Search the listing below for "Strength". Copy each matching line.

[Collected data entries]

################

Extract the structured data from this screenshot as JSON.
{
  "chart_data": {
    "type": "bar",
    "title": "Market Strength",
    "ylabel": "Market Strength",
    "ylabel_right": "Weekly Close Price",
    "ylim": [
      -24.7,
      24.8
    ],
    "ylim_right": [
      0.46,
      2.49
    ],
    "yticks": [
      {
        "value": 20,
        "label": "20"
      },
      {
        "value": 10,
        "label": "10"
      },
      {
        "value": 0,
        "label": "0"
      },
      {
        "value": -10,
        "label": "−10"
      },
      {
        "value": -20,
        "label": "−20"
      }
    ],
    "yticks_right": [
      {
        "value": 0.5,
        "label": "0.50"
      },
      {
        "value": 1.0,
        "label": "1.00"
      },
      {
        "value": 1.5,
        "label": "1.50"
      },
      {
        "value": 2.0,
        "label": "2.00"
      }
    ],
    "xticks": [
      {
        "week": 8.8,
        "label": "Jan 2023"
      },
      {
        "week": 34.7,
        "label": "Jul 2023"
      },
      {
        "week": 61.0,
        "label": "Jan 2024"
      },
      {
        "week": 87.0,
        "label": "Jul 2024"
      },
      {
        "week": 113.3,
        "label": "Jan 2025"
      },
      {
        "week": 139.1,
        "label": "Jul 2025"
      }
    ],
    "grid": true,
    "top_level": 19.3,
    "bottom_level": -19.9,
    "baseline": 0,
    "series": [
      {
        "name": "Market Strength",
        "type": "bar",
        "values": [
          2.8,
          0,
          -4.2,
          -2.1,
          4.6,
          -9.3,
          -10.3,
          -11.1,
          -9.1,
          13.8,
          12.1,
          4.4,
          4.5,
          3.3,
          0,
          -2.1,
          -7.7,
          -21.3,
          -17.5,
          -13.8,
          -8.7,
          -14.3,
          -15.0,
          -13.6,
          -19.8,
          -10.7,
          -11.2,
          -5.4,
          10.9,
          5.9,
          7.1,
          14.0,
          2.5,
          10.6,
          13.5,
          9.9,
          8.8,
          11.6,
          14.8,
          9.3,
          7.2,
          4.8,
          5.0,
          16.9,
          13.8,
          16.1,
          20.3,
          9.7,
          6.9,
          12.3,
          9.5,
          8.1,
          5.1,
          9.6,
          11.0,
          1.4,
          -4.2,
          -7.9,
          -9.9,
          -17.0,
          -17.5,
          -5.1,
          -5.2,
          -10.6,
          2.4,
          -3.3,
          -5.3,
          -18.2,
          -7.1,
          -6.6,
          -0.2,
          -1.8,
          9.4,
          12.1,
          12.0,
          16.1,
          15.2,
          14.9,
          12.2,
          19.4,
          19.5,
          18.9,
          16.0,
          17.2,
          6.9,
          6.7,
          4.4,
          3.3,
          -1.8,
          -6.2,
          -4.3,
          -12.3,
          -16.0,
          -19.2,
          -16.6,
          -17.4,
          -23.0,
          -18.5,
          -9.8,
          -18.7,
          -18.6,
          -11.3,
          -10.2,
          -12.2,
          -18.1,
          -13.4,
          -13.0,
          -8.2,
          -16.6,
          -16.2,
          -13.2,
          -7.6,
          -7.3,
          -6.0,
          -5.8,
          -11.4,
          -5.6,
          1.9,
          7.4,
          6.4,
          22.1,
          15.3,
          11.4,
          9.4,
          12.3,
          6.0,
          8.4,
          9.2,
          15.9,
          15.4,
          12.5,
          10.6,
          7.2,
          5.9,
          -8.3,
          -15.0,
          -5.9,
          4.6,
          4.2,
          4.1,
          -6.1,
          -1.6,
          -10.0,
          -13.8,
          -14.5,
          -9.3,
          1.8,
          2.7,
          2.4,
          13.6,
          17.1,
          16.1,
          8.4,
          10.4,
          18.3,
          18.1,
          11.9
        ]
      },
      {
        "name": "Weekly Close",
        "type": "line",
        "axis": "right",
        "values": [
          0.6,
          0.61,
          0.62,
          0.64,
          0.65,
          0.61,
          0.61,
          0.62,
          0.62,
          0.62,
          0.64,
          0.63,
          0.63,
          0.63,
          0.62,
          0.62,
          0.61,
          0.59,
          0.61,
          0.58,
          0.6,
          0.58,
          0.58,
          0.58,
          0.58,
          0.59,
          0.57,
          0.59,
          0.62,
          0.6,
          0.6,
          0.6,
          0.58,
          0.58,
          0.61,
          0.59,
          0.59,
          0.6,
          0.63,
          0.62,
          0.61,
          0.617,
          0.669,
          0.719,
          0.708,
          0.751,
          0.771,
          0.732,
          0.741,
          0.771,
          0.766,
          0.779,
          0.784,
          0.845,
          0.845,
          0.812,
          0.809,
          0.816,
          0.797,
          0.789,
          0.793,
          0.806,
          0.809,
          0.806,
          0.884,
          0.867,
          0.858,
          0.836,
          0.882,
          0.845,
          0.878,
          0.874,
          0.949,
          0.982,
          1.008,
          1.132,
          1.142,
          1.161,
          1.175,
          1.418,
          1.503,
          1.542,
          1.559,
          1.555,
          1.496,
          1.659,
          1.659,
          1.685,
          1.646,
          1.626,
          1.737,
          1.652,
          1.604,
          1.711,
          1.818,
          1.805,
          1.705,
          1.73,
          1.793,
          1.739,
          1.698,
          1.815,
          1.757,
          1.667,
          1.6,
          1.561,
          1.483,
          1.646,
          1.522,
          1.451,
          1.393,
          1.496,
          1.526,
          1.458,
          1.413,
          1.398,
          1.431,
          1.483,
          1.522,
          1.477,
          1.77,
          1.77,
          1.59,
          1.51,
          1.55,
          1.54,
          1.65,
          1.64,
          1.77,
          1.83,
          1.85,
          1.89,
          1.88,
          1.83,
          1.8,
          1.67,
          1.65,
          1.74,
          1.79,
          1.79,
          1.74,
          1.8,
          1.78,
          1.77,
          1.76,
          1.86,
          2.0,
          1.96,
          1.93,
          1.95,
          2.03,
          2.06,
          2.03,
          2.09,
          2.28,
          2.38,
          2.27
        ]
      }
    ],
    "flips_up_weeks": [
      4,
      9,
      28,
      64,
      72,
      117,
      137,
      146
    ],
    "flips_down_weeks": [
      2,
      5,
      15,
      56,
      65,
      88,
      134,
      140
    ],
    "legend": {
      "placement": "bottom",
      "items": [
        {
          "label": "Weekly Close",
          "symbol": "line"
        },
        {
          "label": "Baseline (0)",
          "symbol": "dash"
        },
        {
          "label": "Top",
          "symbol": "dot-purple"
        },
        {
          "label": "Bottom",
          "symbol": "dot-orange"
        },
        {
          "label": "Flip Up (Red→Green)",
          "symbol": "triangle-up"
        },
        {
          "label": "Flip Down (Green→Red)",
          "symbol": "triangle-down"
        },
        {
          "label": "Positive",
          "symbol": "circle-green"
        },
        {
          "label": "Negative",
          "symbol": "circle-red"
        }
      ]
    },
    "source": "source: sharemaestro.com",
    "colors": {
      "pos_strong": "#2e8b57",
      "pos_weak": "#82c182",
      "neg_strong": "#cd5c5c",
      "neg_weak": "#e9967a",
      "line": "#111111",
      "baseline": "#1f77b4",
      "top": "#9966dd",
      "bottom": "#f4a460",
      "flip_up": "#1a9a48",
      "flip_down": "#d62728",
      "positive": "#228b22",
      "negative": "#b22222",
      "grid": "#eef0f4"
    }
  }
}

################

**Correct output**
    "title": "Market Strength",
    "ylabel": "Market Strength",
        "name": "Market Strength",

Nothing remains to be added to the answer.